_Stated exercise_. Leave every picture out and write out the records below exactly.

_Material for this exercise_.
_ _ _ _ _ _ _

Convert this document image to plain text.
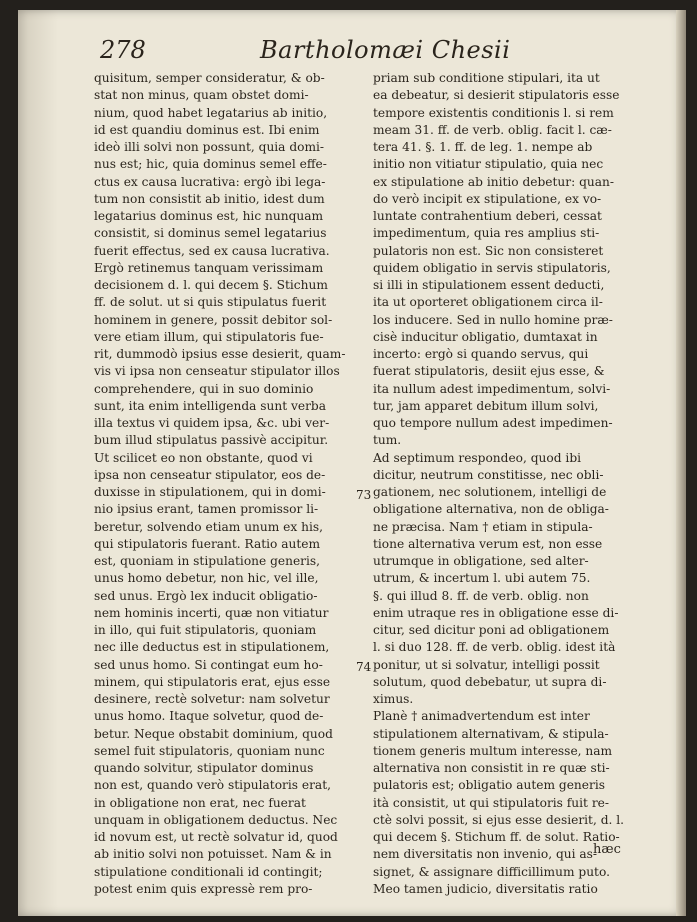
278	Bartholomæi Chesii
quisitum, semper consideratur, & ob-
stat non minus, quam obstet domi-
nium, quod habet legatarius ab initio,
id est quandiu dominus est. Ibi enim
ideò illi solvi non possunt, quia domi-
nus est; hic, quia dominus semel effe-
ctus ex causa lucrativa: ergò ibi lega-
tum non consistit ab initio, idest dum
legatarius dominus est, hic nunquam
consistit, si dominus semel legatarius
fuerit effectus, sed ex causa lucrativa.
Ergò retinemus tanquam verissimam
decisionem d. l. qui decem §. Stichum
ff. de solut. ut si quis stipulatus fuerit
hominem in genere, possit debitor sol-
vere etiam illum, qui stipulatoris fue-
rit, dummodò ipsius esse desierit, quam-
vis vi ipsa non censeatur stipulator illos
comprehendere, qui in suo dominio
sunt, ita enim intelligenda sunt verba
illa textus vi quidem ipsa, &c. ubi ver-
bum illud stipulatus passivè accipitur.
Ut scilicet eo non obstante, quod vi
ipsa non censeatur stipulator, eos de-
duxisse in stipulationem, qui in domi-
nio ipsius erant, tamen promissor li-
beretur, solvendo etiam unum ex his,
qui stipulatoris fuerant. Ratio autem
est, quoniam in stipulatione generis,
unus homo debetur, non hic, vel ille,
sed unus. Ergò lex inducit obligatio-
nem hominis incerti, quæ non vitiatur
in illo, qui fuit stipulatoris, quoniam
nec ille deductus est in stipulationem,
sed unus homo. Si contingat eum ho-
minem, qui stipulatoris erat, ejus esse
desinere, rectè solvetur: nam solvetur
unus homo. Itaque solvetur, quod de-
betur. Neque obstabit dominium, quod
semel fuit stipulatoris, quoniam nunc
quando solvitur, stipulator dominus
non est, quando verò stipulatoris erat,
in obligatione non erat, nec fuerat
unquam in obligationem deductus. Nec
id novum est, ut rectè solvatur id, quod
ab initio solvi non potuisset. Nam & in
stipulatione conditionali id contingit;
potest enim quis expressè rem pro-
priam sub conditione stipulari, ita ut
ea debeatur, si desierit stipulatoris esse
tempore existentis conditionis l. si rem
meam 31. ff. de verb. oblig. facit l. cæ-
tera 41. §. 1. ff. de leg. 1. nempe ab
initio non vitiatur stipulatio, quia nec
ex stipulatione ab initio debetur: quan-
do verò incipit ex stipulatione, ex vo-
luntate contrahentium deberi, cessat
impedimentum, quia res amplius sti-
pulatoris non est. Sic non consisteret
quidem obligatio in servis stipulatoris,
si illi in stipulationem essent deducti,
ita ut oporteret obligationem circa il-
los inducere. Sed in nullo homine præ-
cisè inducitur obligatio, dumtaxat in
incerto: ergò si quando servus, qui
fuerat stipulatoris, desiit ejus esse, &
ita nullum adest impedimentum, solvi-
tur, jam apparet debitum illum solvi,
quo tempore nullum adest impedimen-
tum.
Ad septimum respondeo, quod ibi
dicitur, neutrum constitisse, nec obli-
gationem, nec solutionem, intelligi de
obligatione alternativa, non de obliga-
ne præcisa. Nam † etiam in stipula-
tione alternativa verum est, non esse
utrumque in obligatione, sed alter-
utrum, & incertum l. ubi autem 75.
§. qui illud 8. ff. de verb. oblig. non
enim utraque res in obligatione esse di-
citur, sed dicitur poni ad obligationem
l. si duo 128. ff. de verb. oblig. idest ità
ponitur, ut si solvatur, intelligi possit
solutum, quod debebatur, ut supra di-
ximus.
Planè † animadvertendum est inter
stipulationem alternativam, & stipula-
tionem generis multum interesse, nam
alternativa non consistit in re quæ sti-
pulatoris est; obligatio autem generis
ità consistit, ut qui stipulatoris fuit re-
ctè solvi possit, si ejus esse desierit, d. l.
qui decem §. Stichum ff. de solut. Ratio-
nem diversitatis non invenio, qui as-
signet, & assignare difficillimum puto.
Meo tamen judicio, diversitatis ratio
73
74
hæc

_ _ _ _ _ _ _

_Correct answer_.
Convert this document image to plain text.
278	Bartholomæi Chesii
quisitum, semper consideratur, & ob-
stat non minus, quam obstet domi-
nium, quod habet legatarius ab initio,
id est quandiu dominus est. Ibi enim
ideò illi solvi non possunt, quia domi-
nus est; hic, quia dominus semel effe-
ctus ex causa lucrativa: ergò ibi lega-
tum non consistit ab initio, idest dum
legatarius dominus est, hic nunquam
consistit, si dominus semel legatarius
fuerit effectus, sed ex causa lucrativa.
Ergò retinemus tanquam verissimam
decisionem d. l. qui decem §. Stichum
ff. de solut. ut si quis stipulatus fuerit
hominem in genere, possit debitor sol-
vere etiam illum, qui stipulatoris fue-
rit, dummodò ipsius esse desierit, quam-
vis vi ipsa non censeatur stipulator illos
comprehendere, qui in suo dominio
sunt, ita enim intelligenda sunt verba
illa textus vi quidem ipsa, &c. ubi ver-
bum illud stipulatus passivè accipitur.
Ut scilicet eo non obstante, quod vi
ipsa non censeatur stipulator, eos de-
duxisse in stipulationem, qui in domi-
nio ipsius erant, tamen promissor li-
beretur, solvendo etiam unum ex his,
qui stipulatoris fuerant. Ratio autem
est, quoniam in stipulatione generis,
unus homo debetur, non hic, vel ille,
sed unus. Ergò lex inducit obligatio-
nem hominis incerti, quæ non vitiatur
in illo, qui fuit stipulatoris, quoniam
nec ille deductus est in stipulationem,
sed unus homo. Si contingat eum ho-
minem, qui stipulatoris erat, ejus esse
desinere, rectè solvetur: nam solvetur
unus homo. Itaque solvetur, quod de-
betur. Neque obstabit dominium, quod
semel fuit stipulatoris, quoniam nunc
quando solvitur, stipulator dominus
non est, quando verò stipulatoris erat,
in obligatione non erat, nec fuerat
unquam in obligationem deductus. Nec
id novum est, ut rectè solvatur id, quod
ab initio solvi non potuisset. Nam & in
stipulatione conditionali id contingit;
potest enim quis expressè rem pro-
priam sub conditione stipulari, ita ut
ea debeatur, si desierit stipulatoris esse
tempore existentis conditionis l. si rem
meam 31. ff. de verb. oblig. facit l. cæ-
tera 41. §. 1. ff. de leg. 1. nempe ab
initio non vitiatur stipulatio, quia nec
ex stipulatione ab initio debetur: quan-
do verò incipit ex stipulatione, ex vo-
luntate contrahentium deberi, cessat
impedimentum, quia res amplius sti-
pulatoris non est. Sic non consisteret
quidem obligatio in servis stipulatoris,
si illi in stipulationem essent deducti,
ita ut oporteret obligationem circa il-
los inducere. Sed in nullo homine præ-
cisè inducitur obligatio, dumtaxat in
incerto: ergò si quando servus, qui
fuerat stipulatoris, desiit ejus esse, &
ita nullum adest impedimentum, solvi-
tur, jam apparet debitum illum solvi,
quo tempore nullum adest impedimen-
tum.
Ad septimum respondeo, quod ibi
dicitur, neutrum constitisse, nec obli-
gationem, nec solutionem, intelligi de
obligatione alternativa, non de obliga-
ne præcisa. Nam † etiam in stipula-
tione alternativa verum est, non esse
utrumque in obligatione, sed alter-
utrum, & incertum l. ubi autem 75.
§. qui illud 8. ff. de verb. oblig. non
enim utraque res in obligatione esse di-
citur, sed dicitur poni ad obligationem
l. si duo 128. ff. de verb. oblig. idest ità
ponitur, ut si solvatur, intelligi possit
solutum, quod debebatur, ut supra di-
ximus.
Planè † animadvertendum est inter
stipulationem alternativam, & stipula-
tionem generis multum interesse, nam
alternativa non consistit in re quæ sti-
pulatoris est; obligatio autem generis
ità consistit, ut qui stipulatoris fuit re-
ctè solvi possit, si ejus esse desierit, d. l.
qui decem §. Stichum ff. de solut. Ratio-
nem diversitatis non invenio, qui as-
signet, & assignare difficillimum puto.
Meo tamen judicio, diversitatis ratio
73
74
hæc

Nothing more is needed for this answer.